• _REQUIREMENTS_:
(A) In the forum thread about Chapman's majors, what did DZeff leave blank on the application?
(B) From the forum thread about Chapman's majors, reproduce everything from "If you don't get into PR, but" down to "imagine it works.".
(C) Turn the paragraph of the forum thread about Chapman's majors that begins "The departments accept/reject on their own" into a short bulleted list that keeps its main points.

• _EXTRACT PROVIDED_:
· · ·

# Question about Chapman's majors -- hasn't been asked



## armen (Jan 21, 2009)

I don't think this question has been asked and if so, I apologize.

If I list, let's say Film Production, as my first choice and Screenwriting as my second choice. They will only put me in Screenwriting if I'm accepted and there's no room in Film Production. Correct?

Well, let's say I put Film Production as my first choice and nothing for second choice. If there's no room left in Film Production, will I be granted admission for the Spring semester or declined?

Hope this makes sense.


----------



## Jayimess (Jan 21, 2009)

Without an admissions officer to explain this, my guess is as good as the next guy's but here goes anyway.

The departments accept/reject on their own, not as a group.  So PR decides if they want you.  SW decides if they want you.

Then they tell Dodge.

If you get into PR, fall or spring, then it's your first choice and you're in, regardless of whether or not you got into SW.

If you don't get into PR, but you get into SW, you'll be offered SW.

If you don't get into PR and you don't have a second choice, you're rejected.

If you don't get into PR or SW, you're rejected.


At least that's how I imagine it works.


----------



## armen (Jan 23, 2009)

Thank you for the response and help.


----------



## DZeff (May 6, 2010)

Even though I would have put Screenwriting as my second choice, I purposely left it blank so that it would look like to the admissions that I _really_ wanted Film Production or nothing else.

Whether or not there's any truth to that, I don't now. Anyways, now I'm in the production program so all is good.


----------

· · ·

• _RAW DATA_:
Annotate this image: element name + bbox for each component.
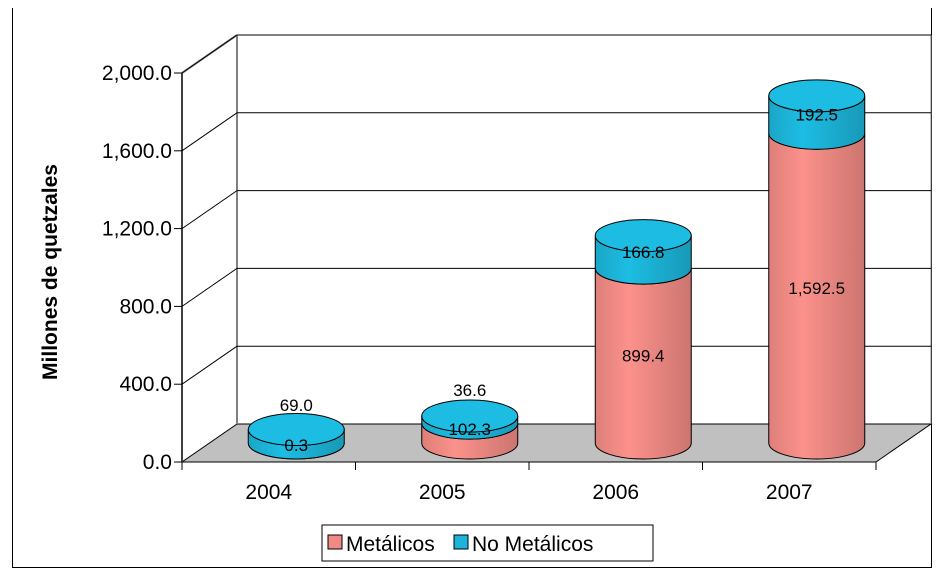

· · ·

• _SOLUTIONS TO THE TASKS_:
(A) The second choice, which would otherwise have been Screenwriting.

(B)
If you don't get into PR, but you get into SW, you'll be offered SW.

If you don't get into PR and you don't have a second choice, you're rejected.

If you don't get into PR or SW, you're rejected.


At least that's how I imagine it works.

(C)
- Each department accepts or rejects applicants on its own, not as a group.
- PR decides whether it wants the applicant.
- SW decides separately whether it wants the applicant.